═══ Supplied entries ═══

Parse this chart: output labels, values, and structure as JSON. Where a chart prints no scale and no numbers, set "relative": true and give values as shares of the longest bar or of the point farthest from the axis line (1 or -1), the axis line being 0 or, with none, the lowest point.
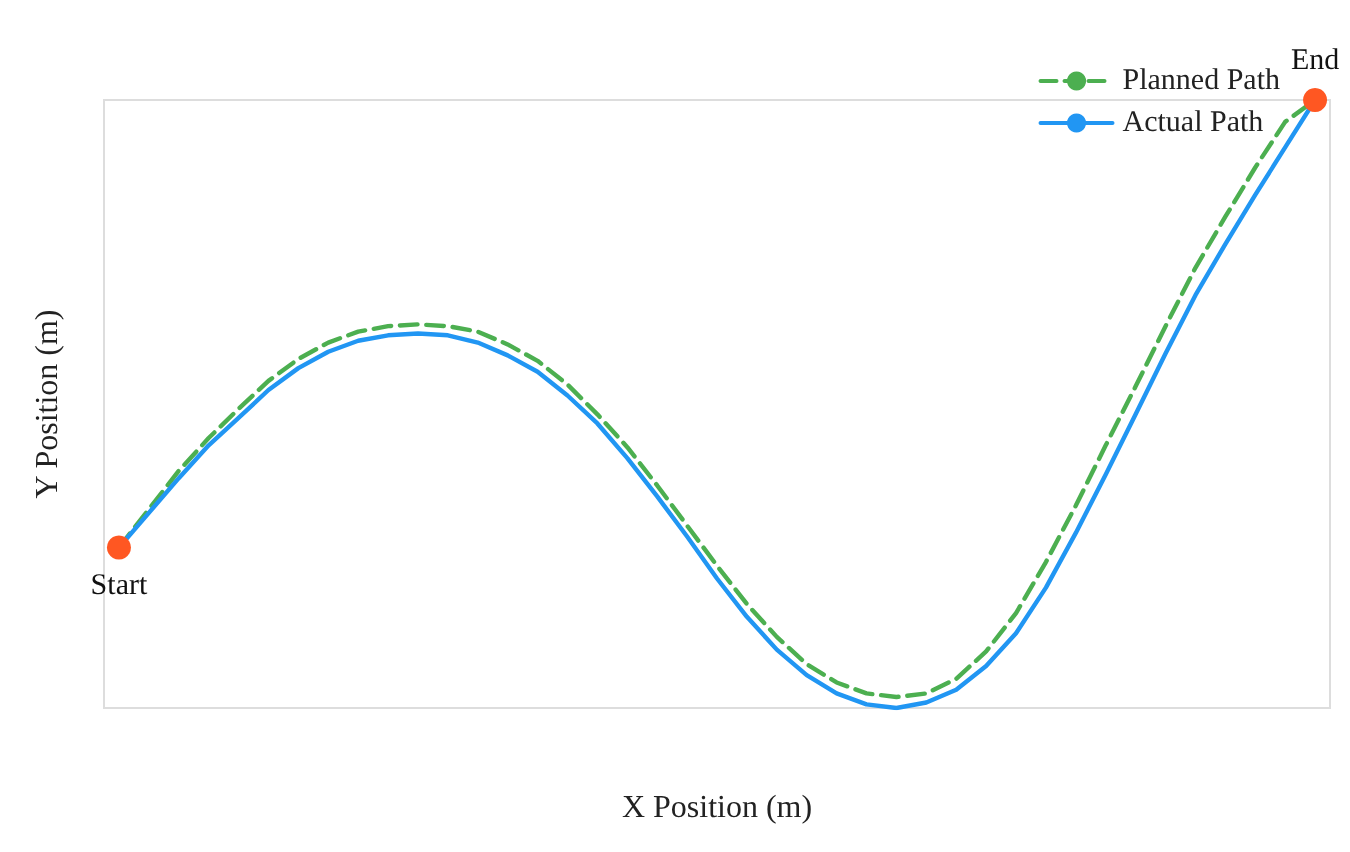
{
  "chart_data": {
    "type": "line",
    "relative": true,
    "xlabel": "X Position (m)",
    "ylabel": "Y Position (m)",
    "legend": "top right",
    "grid": false,
    "marker": "none",
    "categories": [
      null,
      null,
      null,
      null,
      null,
      null,
      null,
      null,
      null,
      null,
      null,
      null,
      null,
      null,
      null,
      null,
      null,
      null,
      null,
      null,
      null,
      null,
      null,
      null,
      null,
      null,
      null,
      null,
      null,
      null,
      null,
      null,
      null,
      null,
      null,
      null,
      null,
      null,
      null,
      null,
      null
    ],
    "annotations": [
      {
        "text": "Start",
        "y": 0.264
      },
      {
        "text": "End",
        "y": 1
      }
    ],
    "series": [
      {
        "name": "Planned Path",
        "color": "#4caf50",
        "line_style": "dashed",
        "values": [
          0.264,
          0.327,
          0.39,
          0.444,
          0.492,
          0.538,
          0.574,
          0.601,
          0.619,
          0.628,
          0.631,
          0.628,
          0.619,
          0.598,
          0.571,
          0.532,
          0.483,
          0.429,
          0.366,
          0.3,
          0.234,
          0.171,
          0.117,
          0.072,
          0.042,
          0.024,
          0.018,
          0.024,
          0.048,
          0.093,
          0.156,
          0.24,
          0.333,
          0.432,
          0.529,
          0.628,
          0.724,
          0.808,
          0.889,
          0.964,
          1
        ]
      },
      {
        "name": "Actual Path",
        "color": "#2196f3",
        "line_style": "solid",
        "values": [
          0.264,
          0.321,
          0.378,
          0.432,
          0.477,
          0.523,
          0.559,
          0.586,
          0.604,
          0.613,
          0.616,
          0.613,
          0.601,
          0.58,
          0.553,
          0.514,
          0.468,
          0.411,
          0.348,
          0.282,
          0.213,
          0.15,
          0.096,
          0.054,
          0.024,
          0.006,
          0,
          0.009,
          0.03,
          0.069,
          0.123,
          0.198,
          0.288,
          0.384,
          0.483,
          0.583,
          0.679,
          0.763,
          0.844,
          0.922,
          1
        ]
      }
    ]
  }
}
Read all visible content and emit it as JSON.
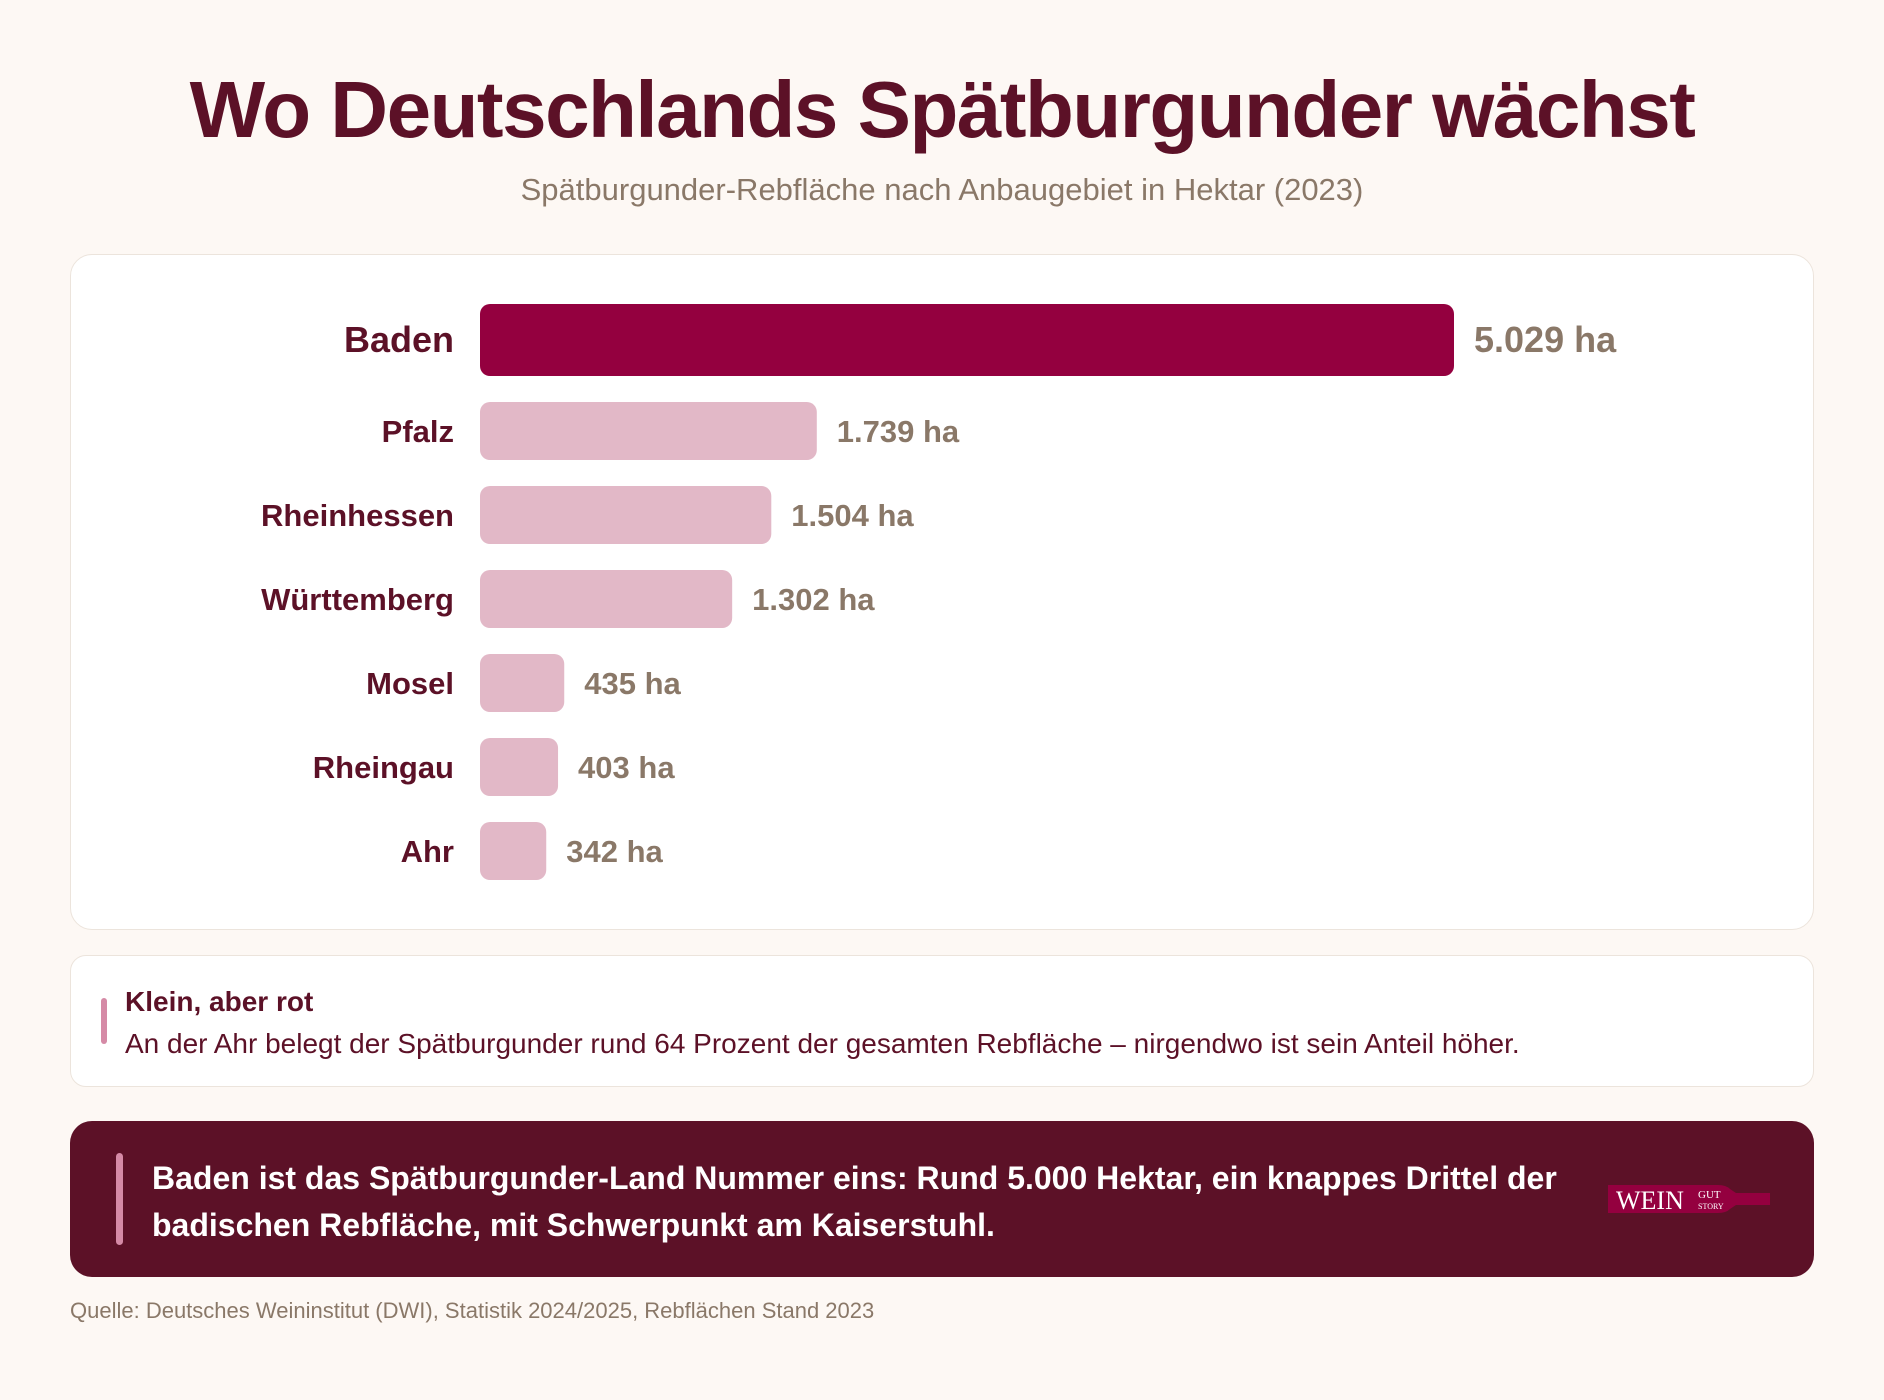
{
  "header": {
    "title": "Wo Deutschlands Spätburgunder wächst",
    "subtitle": "Spätburgunder-Rebfläche nach Anbaugebiet in Hektar (2023)"
  },
  "colors": {
    "highlight_bar": "#94003f",
    "bar": "#e2b8c7",
    "highlight_value": "#94003f",
    "value": "#8a7868",
    "label": "#5c1127"
  },
  "chart_data": {
    "type": "bar",
    "orientation": "horizontal",
    "categories": [
      "Baden",
      "Pfalz",
      "Rheinhessen",
      "Württemberg",
      "Mosel",
      "Rheingau",
      "Ahr"
    ],
    "values": [
      5029,
      1739,
      1504,
      1302,
      435,
      403,
      342
    ],
    "value_labels": [
      "5.029 ha",
      "1.739 ha",
      "1.504 ha",
      "1.302 ha",
      "435 ha",
      "403 ha",
      "342 ha"
    ],
    "unit": "ha",
    "highlight": "Baden",
    "grid": false,
    "legend": "none"
  },
  "note": {
    "title": "Klein, aber rot",
    "text": "An der Ahr belegt der Spätburgunder rund 64 Prozent der gesamten Rebfläche – nirgendwo ist sein Anteil höher."
  },
  "banner": {
    "text": "Baden ist das Spätburgunder-Land Nummer eins: Rund 5.000 Hektar, ein knappes Drittel der badischen Rebfläche, mit Schwerpunkt am Kaiserstuhl.",
    "logo_main": "WEIN",
    "logo_top": "GUT",
    "logo_bottom": "STORY"
  },
  "footer": {
    "source": "Quelle: Deutsches Weininstitut (DWI), Statistik 2024/2025, Rebflächen Stand 2023"
  }
}
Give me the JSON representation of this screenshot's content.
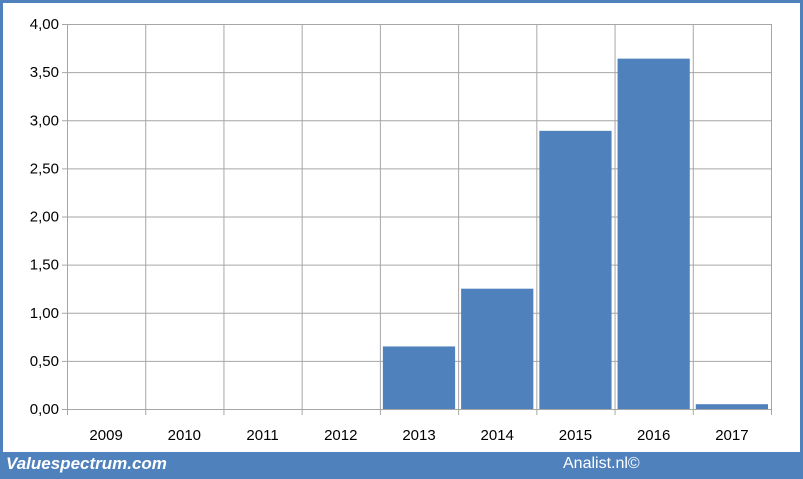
{
  "footer": {
    "brand": "Valuespectrum.com",
    "credit": "Analist.nl©"
  },
  "colors": {
    "frame": "#4f81bd",
    "bar": "#4f81bd",
    "grid": "#a6a6a6",
    "background": "#ffffff"
  },
  "chart_data": {
    "type": "bar",
    "title": "",
    "xlabel": "",
    "ylabel": "",
    "categories": [
      "2009",
      "2010",
      "2011",
      "2012",
      "2013",
      "2014",
      "2015",
      "2016",
      "2017"
    ],
    "values": [
      0,
      0,
      0,
      0,
      0.65,
      1.25,
      2.89,
      3.64,
      0.05
    ],
    "ylim": [
      0,
      4
    ],
    "yticks": [
      0,
      0.5,
      1,
      1.5,
      2,
      2.5,
      3,
      3.5,
      4
    ],
    "ytick_labels": [
      "0,00",
      "0,50",
      "1,00",
      "1,50",
      "2,00",
      "2,50",
      "3,00",
      "3,50",
      "4,00"
    ],
    "grid": true,
    "legend": "none"
  }
}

═══

Directions =>
Omit every picture, then reproduce the rest of the listing exactly.

Result for this exercise =>
Parse this chart: output labels, values, and structure as JSON. Where a chart prints no scale and no numbers, set "relative": true and give values as shares of the longest bar or of the point farthest from the axis line (1 or -1), the axis line being 0 or, with none, the lowest point.
{
  "chart_data": {
    "type": "line",
    "relative": true,
    "xlabel": "X Position (m)",
    "ylabel": "Y Position (m)",
    "legend": "top right",
    "grid": false,
    "marker": "none",
    "categories": [
      null,
      null,
      null,
      null,
      null,
      null,
      null,
      null,
      null,
      null,
      null,
      null,
      null,
      null,
      null,
      null,
      null,
      null,
      null,
      null,
      null,
      null,
      null,
      null,
      null,
      null,
      null,
      null,
      null,
      null,
      null,
      null,
      null,
      null,
      null,
      null,
      null,
      null,
      null,
      null,
      null
    ],
    "annotations": [
      {
        "text": "Start",
        "y": 0.264
      },
      {
        "text": "End",
        "y": 1
      }
    ],
    "series": [
      {
        "name": "Planned Path",
        "color": "#4caf50",
        "line_style": "dashed",
        "values": [
          0.264,
          0.327,
          0.39,
          0.444,
          0.492,
          0.538,
          0.574,
          0.601,
          0.619,
          0.628,
          0.631,
          0.628,
          0.619,
          0.598,
          0.571,
          0.532,
          0.483,
          0.429,
          0.366,
          0.3,
          0.234,
          0.171,
          0.117,
          0.072,
          0.042,
          0.024,
          0.018,
          0.024,
          0.048,
          0.093,
          0.156,
          0.24,
          0.333,
          0.432,
          0.529,
          0.628,
          0.724,
          0.808,
          0.889,
          0.964,
          1
        ]
      },
      {
        "name": "Actual Path",
        "color": "#2196f3",
        "line_style": "solid",
        "values": [
          0.264,
          0.321,
          0.378,
          0.432,
          0.477,
          0.523,
          0.559,
          0.586,
          0.604,
          0.613,
          0.616,
          0.613,
          0.601,
          0.58,
          0.553,
          0.514,
          0.468,
          0.411,
          0.348,
          0.282,
          0.213,
          0.15,
          0.096,
          0.054,
          0.024,
          0.006,
          0,
          0.009,
          0.03,
          0.069,
          0.123,
          0.198,
          0.288,
          0.384,
          0.483,
          0.583,
          0.679,
          0.763,
          0.844,
          0.922,
          1
        ]
      }
    ]
  }
}
Read all visible content and emit it as JSON.
{
  "header": {
    "title": "Wo Deutschlands Spätburgunder wächst",
    "subtitle": "Spätburgunder-Rebfläche nach Anbaugebiet in Hektar (2023)"
  },
  "colors": {
    "highlight_bar": "#94003f",
    "bar": "#e2b8c7",
    "highlight_value": "#94003f",
    "value": "#8a7868",
    "label": "#5c1127"
  },
  "chart_data": {
    "type": "bar",
    "orientation": "horizontal",
    "categories": [
      "Baden",
      "Pfalz",
      "Rheinhessen",
      "Württemberg",
      "Mosel",
      "Rheingau",
      "Ahr"
    ],
    "values": [
      5029,
      1739,
      1504,
      1302,
      435,
      403,
      342
    ],
    "value_labels": [
      "5.029 ha",
      "1.739 ha",
      "1.504 ha",
      "1.302 ha",
      "435 ha",
      "403 ha",
      "342 ha"
    ],
    "unit": "ha",
    "highlight": "Baden",
    "grid": false,
    "legend": "none"
  },
  "note": {
    "title": "Klein, aber rot",
    "text": "An der Ahr belegt der Spätburgunder rund 64 Prozent der gesamten Rebfläche – nirgendwo ist sein Anteil höher."
  },
  "banner": {
    "text": "Baden ist das Spätburgunder-Land Nummer eins: Rund 5.000 Hektar, ein knappes Drittel der badischen Rebfläche, mit Schwerpunkt am Kaiserstuhl.",
    "logo_main": "WEIN",
    "logo_top": "GUT",
    "logo_bottom": "STORY"
  },
  "footer": {
    "source": "Quelle: Deutsches Weininstitut (DWI), Statistik 2024/2025, Rebflächen Stand 2023"
  }
}
Give me the JSON representation of this screenshot's content.
{
  "footer": {
    "brand": "Valuespectrum.com",
    "credit": "Analist.nl©"
  },
  "colors": {
    "frame": "#4f81bd",
    "bar": "#4f81bd",
    "grid": "#a6a6a6",
    "background": "#ffffff"
  },
  "chart_data": {
    "type": "bar",
    "title": "",
    "xlabel": "",
    "ylabel": "",
    "categories": [
      "2009",
      "2010",
      "2011",
      "2012",
      "2013",
      "2014",
      "2015",
      "2016",
      "2017"
    ],
    "values": [
      0,
      0,
      0,
      0,
      0.65,
      1.25,
      2.89,
      3.64,
      0.05
    ],
    "ylim": [
      0,
      4
    ],
    "yticks": [
      0,
      0.5,
      1,
      1.5,
      2,
      2.5,
      3,
      3.5,
      4
    ],
    "ytick_labels": [
      "0,00",
      "0,50",
      "1,00",
      "1,50",
      "2,00",
      "2,50",
      "3,00",
      "3,50",
      "4,00"
    ],
    "grid": true,
    "legend": "none"
  }
}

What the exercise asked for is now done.